WORK TO DO
Select lines where the word "поліції" appears.

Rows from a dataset

Start

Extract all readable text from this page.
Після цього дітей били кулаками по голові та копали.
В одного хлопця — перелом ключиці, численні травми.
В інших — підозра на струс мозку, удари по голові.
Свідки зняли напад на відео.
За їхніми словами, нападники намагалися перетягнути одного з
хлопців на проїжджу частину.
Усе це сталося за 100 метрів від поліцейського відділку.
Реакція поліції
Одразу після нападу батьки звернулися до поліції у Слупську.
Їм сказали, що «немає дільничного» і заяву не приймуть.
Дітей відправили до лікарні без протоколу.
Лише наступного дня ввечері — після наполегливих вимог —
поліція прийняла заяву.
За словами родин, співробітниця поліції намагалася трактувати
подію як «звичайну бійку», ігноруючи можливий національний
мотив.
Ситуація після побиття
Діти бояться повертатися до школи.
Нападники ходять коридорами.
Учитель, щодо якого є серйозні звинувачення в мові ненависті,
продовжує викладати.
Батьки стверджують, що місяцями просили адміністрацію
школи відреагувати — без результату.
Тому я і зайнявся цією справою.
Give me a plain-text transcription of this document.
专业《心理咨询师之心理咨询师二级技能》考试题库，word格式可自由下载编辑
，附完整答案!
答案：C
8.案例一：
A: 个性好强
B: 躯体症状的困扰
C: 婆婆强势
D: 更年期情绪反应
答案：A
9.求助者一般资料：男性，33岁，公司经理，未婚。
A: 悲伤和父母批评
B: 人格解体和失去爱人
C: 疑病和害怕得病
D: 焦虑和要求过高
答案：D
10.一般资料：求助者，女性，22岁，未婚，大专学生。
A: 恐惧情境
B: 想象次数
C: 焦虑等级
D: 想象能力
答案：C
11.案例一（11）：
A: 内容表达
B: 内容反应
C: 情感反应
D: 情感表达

End

SOLUTION FOR THIS EXERCISE
Реакція поліції
Одразу після нападу батьки звернулися до поліції у Слупську.
За словами родин, співробітниця поліції намагалася трактувати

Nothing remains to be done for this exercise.